-- BEGIN Records for this task --

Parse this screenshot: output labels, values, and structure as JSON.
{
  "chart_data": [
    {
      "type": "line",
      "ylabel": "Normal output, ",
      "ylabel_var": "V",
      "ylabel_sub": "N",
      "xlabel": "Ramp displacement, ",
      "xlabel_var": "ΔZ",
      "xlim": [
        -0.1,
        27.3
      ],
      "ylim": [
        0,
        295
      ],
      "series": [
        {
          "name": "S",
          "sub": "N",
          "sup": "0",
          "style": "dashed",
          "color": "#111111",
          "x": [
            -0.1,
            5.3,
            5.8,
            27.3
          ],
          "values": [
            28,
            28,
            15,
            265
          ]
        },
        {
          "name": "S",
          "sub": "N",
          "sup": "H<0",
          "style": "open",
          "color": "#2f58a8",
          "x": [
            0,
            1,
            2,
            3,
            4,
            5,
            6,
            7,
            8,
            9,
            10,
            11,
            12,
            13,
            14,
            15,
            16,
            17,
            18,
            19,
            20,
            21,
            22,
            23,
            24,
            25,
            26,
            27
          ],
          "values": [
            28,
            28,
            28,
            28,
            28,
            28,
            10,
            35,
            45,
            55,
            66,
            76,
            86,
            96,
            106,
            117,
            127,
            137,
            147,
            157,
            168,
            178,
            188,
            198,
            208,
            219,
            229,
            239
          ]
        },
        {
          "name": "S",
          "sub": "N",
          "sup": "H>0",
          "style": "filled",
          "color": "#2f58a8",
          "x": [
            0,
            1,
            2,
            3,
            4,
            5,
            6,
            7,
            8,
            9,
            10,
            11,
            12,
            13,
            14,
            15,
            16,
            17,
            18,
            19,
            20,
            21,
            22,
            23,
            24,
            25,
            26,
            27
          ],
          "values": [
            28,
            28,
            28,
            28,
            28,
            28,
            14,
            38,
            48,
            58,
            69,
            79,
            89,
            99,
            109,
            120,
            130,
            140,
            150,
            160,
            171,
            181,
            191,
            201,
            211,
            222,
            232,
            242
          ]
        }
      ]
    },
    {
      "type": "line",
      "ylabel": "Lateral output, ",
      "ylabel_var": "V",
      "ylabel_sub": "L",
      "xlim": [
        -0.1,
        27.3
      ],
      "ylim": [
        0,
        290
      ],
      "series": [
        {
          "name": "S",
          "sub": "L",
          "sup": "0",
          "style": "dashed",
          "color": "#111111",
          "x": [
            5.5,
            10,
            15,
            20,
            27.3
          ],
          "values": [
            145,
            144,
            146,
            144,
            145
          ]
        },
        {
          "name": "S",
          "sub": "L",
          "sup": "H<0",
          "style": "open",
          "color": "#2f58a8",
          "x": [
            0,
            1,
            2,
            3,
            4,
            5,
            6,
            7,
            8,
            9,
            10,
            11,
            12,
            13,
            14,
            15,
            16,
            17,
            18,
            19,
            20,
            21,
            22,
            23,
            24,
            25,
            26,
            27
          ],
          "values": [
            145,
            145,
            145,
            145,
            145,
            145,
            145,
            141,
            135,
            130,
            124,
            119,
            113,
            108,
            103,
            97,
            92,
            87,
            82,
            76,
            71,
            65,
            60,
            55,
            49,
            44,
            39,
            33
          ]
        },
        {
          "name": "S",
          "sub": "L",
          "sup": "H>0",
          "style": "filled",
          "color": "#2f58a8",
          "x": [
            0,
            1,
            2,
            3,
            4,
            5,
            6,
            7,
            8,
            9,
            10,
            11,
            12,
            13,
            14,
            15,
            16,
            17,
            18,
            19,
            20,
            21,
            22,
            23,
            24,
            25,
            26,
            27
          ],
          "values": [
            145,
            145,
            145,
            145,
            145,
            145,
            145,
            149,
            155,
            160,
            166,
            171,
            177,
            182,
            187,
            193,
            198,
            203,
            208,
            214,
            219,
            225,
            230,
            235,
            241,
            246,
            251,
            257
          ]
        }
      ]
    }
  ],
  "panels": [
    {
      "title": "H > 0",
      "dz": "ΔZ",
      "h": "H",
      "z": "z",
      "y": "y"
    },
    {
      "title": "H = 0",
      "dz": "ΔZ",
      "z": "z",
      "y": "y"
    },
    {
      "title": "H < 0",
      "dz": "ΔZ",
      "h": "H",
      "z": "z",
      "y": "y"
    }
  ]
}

-- END Records for this task --

Problem description –
Give a word-for-word copy of the records.

Written solution –
Parse this screenshot: output labels, values, and structure as JSON.
{
  "chart_data": [
    {
      "type": "line",
      "ylabel": "Normal output, ",
      "ylabel_var": "V",
      "ylabel_sub": "N",
      "xlabel": "Ramp displacement, ",
      "xlabel_var": "ΔZ",
      "xlim": [
        -0.1,
        27.3
      ],
      "ylim": [
        0,
        295
      ],
      "series": [
        {
          "name": "S",
          "sub": "N",
          "sup": "0",
          "style": "dashed",
          "color": "#111111",
          "x": [
            -0.1,
            5.3,
            5.8,
            27.3
          ],
          "values": [
            28,
            28,
            15,
            265
          ]
        },
        {
          "name": "S",
          "sub": "N",
          "sup": "H<0",
          "style": "open",
          "color": "#2f58a8",
          "x": [
            0,
            1,
            2,
            3,
            4,
            5,
            6,
            7,
            8,
            9,
            10,
            11,
            12,
            13,
            14,
            15,
            16,
            17,
            18,
            19,
            20,
            21,
            22,
            23,
            24,
            25,
            26,
            27
          ],
          "values": [
            28,
            28,
            28,
            28,
            28,
            28,
            10,
            35,
            45,
            55,
            66,
            76,
            86,
            96,
            106,
            117,
            127,
            137,
            147,
            157,
            168,
            178,
            188,
            198,
            208,
            219,
            229,
            239
          ]
        },
        {
          "name": "S",
          "sub": "N",
          "sup": "H>0",
          "style": "filled",
          "color": "#2f58a8",
          "x": [
            0,
            1,
            2,
            3,
            4,
            5,
            6,
            7,
            8,
            9,
            10,
            11,
            12,
            13,
            14,
            15,
            16,
            17,
            18,
            19,
            20,
            21,
            22,
            23,
            24,
            25,
            26,
            27
          ],
          "values": [
            28,
            28,
            28,
            28,
            28,
            28,
            14,
            38,
            48,
            58,
            69,
            79,
            89,
            99,
            109,
            120,
            130,
            140,
            150,
            160,
            171,
            181,
            191,
            201,
            211,
            222,
            232,
            242
          ]
        }
      ]
    },
    {
      "type": "line",
      "ylabel": "Lateral output, ",
      "ylabel_var": "V",
      "ylabel_sub": "L",
      "xlim": [
        -0.1,
        27.3
      ],
      "ylim": [
        0,
        290
      ],
      "series": [
        {
          "name": "S",
          "sub": "L",
          "sup": "0",
          "style": "dashed",
          "color": "#111111",
          "x": [
            5.5,
            10,
            15,
            20,
            27.3
          ],
          "values": [
            145,
            144,
            146,
            144,
            145
          ]
        },
        {
          "name": "S",
          "sub": "L",
          "sup": "H<0",
          "style": "open",
          "color": "#2f58a8",
          "x": [
            0,
            1,
            2,
            3,
            4,
            5,
            6,
            7,
            8,
            9,
            10,
            11,
            12,
            13,
            14,
            15,
            16,
            17,
            18,
            19,
            20,
            21,
            22,
            23,
            24,
            25,
            26,
            27
          ],
          "values": [
            145,
            145,
            145,
            145,
            145,
            145,
            145,
            141,
            135,
            130,
            124,
            119,
            113,
            108,
            103,
            97,
            92,
            87,
            82,
            76,
            71,
            65,
            60,
            55,
            49,
            44,
            39,
            33
          ]
        },
        {
          "name": "S",
          "sub": "L",
          "sup": "H>0",
          "style": "filled",
          "color": "#2f58a8",
          "x": [
            0,
            1,
            2,
            3,
            4,
            5,
            6,
            7,
            8,
            9,
            10,
            11,
            12,
            13,
            14,
            15,
            16,
            17,
            18,
            19,
            20,
            21,
            22,
            23,
            24,
            25,
            26,
            27
          ],
          "values": [
            145,
            145,
            145,
            145,
            145,
            145,
            145,
            149,
            155,
            160,
            166,
            171,
            177,
            182,
            187,
            193,
            198,
            203,
            208,
            214,
            219,
            225,
            230,
            235,
            241,
            246,
            251,
            257
          ]
        }
      ]
    }
  ],
  "panels": [
    {
      "title": "H > 0",
      "dz": "ΔZ",
      "h": "H",
      "z": "z",
      "y": "y"
    },
    {
      "title": "H = 0",
      "dz": "ΔZ",
      "z": "z",
      "y": "y"
    },
    {
      "title": "H < 0",
      "dz": "ΔZ",
      "h": "H",
      "z": "z",
      "y": "y"
    }
  ]
}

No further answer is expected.